# [EXERCISE PROMPT]
Retype the whole listing below, character for character.

Stored entries

___

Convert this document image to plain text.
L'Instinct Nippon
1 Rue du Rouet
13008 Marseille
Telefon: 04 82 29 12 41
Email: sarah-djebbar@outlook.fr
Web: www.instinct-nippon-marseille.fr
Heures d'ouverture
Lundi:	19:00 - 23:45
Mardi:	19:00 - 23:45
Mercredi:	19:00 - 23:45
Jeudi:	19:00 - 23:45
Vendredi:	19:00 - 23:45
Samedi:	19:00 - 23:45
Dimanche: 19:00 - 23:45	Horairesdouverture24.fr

___

# [PROBLEM SOLUTION]
Convert this document image to plain text.
L'Instinct Nippon
1 Rue du Rouet
13008 Marseille
Telefon: 04 82 29 12 41
Email: sarah-djebbar@outlook.fr
Web: www.instinct-nippon-marseille.fr
Heures d'ouverture
Lundi:	19:00 - 23:45
Mardi:	19:00 - 23:45
Mercredi:	19:00 - 23:45
Jeudi:	19:00 - 23:45
Vendredi:	19:00 - 23:45
Samedi:	19:00 - 23:45
Dimanche: 19:00 - 23:45	Horairesdouverture24.fr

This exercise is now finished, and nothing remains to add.